» **Direction**
Below are some records. Say how many of their lines include the string "color", giving only the number.
════════════════════
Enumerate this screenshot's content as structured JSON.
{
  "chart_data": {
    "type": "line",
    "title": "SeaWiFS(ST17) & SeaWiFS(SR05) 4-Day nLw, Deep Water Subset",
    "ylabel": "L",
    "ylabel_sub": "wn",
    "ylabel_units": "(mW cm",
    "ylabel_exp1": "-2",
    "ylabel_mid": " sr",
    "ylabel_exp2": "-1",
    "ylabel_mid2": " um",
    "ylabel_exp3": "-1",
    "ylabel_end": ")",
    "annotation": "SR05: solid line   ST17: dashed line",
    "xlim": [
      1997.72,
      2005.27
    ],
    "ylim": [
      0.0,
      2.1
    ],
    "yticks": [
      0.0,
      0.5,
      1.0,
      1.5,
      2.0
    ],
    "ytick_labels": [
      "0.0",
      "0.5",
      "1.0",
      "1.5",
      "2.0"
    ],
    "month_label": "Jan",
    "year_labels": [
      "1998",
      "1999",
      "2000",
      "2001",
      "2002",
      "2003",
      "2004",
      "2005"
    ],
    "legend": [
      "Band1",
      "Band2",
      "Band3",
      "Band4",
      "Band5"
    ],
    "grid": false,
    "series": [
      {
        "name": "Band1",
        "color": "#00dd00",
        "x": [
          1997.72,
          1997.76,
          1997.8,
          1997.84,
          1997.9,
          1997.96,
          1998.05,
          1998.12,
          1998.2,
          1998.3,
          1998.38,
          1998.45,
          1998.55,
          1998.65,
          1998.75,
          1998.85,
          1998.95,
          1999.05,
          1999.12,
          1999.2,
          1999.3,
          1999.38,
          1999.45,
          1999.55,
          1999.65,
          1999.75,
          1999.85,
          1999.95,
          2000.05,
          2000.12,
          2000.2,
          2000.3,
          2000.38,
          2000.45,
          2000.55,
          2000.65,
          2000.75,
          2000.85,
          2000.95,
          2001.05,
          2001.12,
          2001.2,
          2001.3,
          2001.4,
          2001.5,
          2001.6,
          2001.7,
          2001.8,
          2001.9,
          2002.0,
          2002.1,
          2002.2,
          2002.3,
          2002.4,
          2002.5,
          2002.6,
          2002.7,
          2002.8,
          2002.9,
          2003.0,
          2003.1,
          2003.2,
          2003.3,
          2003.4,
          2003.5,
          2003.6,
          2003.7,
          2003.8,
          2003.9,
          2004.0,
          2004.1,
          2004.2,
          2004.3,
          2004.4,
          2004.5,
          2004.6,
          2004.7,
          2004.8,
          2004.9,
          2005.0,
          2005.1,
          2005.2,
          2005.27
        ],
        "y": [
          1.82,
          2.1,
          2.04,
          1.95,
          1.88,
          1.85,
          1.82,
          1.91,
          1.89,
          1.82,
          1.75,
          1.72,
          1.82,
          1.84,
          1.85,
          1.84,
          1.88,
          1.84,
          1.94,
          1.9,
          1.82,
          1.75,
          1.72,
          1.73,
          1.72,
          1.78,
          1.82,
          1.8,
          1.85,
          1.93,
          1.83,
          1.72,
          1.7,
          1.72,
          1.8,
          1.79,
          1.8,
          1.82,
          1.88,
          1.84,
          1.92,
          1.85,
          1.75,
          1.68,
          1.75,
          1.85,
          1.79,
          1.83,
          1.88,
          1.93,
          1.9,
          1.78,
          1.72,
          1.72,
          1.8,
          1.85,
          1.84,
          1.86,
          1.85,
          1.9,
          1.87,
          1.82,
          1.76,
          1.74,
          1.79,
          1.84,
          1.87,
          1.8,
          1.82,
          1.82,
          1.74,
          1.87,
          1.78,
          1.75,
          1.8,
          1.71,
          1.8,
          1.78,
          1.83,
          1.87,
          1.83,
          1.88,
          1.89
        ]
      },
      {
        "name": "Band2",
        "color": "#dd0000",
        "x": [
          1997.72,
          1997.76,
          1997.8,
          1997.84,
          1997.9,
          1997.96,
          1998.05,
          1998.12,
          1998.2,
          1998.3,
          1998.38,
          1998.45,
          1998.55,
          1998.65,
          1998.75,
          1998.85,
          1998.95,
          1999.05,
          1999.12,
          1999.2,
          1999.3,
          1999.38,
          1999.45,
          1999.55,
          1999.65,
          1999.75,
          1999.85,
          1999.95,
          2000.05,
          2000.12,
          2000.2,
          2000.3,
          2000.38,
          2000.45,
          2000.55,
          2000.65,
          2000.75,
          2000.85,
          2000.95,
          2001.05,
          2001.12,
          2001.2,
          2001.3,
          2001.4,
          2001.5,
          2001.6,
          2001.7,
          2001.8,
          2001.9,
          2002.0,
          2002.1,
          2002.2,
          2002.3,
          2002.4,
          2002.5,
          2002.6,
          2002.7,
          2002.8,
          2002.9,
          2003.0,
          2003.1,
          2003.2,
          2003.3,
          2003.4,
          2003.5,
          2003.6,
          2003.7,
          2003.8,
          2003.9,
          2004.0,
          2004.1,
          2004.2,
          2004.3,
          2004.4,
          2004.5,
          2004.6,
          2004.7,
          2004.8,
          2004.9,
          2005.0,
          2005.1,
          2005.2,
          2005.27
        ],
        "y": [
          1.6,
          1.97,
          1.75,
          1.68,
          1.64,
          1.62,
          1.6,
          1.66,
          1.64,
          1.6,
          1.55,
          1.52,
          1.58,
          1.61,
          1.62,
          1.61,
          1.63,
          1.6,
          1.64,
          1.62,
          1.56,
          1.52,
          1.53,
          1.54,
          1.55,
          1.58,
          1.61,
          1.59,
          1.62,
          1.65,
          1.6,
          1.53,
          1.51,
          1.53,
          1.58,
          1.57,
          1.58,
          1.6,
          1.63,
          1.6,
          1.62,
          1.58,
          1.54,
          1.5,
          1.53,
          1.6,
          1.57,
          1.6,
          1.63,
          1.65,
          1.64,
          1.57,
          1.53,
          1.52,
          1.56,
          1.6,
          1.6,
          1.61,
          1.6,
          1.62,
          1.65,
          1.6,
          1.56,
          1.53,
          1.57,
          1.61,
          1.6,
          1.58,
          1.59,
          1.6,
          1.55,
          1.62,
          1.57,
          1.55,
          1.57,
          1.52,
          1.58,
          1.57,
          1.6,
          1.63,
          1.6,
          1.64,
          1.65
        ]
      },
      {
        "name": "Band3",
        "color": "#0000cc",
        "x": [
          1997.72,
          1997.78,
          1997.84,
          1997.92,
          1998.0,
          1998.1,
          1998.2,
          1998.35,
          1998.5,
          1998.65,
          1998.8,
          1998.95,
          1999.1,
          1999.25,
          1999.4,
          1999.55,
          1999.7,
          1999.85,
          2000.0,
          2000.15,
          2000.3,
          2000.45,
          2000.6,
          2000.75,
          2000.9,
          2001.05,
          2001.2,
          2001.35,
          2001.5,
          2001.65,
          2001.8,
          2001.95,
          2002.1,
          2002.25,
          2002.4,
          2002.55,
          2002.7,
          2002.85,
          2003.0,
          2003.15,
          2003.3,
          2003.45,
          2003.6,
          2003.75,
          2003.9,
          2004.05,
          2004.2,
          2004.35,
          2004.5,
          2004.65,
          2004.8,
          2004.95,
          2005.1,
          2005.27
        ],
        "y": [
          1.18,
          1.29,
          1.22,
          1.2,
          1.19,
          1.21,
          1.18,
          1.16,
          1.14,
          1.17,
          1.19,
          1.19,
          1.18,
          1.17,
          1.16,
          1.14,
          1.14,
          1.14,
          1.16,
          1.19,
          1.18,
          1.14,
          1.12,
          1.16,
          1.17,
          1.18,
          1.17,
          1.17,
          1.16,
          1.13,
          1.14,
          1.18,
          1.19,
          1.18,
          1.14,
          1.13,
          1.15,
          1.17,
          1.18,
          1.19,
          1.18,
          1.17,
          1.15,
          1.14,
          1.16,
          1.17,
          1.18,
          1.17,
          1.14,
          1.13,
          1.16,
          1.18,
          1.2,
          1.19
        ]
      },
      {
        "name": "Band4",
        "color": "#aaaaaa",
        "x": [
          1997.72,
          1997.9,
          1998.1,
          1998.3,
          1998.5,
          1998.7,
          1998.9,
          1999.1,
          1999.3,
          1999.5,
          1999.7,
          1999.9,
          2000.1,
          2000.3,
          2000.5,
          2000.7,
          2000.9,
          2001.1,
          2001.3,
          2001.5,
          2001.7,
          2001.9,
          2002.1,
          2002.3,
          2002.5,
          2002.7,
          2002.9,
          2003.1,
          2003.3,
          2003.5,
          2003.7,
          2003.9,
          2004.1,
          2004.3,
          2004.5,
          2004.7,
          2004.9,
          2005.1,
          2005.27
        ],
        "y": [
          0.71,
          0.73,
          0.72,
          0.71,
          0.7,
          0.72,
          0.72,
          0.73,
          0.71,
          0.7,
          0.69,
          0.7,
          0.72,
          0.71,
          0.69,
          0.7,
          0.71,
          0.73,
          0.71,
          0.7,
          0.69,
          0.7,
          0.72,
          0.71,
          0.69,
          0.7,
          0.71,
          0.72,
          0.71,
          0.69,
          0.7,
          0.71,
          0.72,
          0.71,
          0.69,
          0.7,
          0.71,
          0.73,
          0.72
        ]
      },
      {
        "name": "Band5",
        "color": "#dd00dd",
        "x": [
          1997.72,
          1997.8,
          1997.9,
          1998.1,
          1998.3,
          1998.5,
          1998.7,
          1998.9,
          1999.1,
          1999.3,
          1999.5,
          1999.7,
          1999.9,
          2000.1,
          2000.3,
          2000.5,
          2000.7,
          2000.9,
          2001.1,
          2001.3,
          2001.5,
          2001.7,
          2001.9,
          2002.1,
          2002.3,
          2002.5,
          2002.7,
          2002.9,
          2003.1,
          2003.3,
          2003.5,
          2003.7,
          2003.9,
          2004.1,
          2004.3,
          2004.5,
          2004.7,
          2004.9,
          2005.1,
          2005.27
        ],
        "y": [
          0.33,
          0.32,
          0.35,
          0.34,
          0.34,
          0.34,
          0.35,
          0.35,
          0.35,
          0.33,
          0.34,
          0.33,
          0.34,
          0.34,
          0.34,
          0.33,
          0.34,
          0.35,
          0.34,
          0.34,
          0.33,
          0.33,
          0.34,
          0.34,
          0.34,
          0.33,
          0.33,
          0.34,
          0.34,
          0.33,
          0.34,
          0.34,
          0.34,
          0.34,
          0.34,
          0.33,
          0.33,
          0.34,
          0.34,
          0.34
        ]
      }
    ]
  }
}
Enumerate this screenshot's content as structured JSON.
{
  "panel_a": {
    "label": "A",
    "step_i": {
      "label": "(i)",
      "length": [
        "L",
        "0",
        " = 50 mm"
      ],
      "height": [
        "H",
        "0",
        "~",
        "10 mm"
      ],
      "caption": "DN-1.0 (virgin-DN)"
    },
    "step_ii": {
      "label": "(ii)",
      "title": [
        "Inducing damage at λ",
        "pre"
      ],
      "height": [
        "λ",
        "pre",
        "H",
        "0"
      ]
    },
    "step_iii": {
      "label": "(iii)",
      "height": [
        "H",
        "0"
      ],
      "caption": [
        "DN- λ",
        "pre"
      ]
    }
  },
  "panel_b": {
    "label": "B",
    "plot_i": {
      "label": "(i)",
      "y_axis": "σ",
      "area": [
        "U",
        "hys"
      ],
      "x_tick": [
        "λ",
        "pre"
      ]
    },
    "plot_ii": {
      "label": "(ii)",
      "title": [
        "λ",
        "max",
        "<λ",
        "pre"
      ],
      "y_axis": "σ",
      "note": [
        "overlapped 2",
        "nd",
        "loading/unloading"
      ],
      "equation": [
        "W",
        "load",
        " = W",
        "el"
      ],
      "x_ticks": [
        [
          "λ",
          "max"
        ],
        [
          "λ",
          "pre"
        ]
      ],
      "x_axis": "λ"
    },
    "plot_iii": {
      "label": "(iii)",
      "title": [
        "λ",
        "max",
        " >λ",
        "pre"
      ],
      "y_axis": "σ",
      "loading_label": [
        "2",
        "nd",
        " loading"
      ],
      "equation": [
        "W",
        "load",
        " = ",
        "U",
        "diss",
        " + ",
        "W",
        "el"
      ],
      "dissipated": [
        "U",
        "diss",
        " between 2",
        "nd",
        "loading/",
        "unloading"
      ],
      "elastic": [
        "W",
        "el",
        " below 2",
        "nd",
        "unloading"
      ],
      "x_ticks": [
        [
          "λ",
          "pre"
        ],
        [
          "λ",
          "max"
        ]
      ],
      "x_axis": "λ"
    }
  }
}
════════════════════
» **Solution to this exercise**
5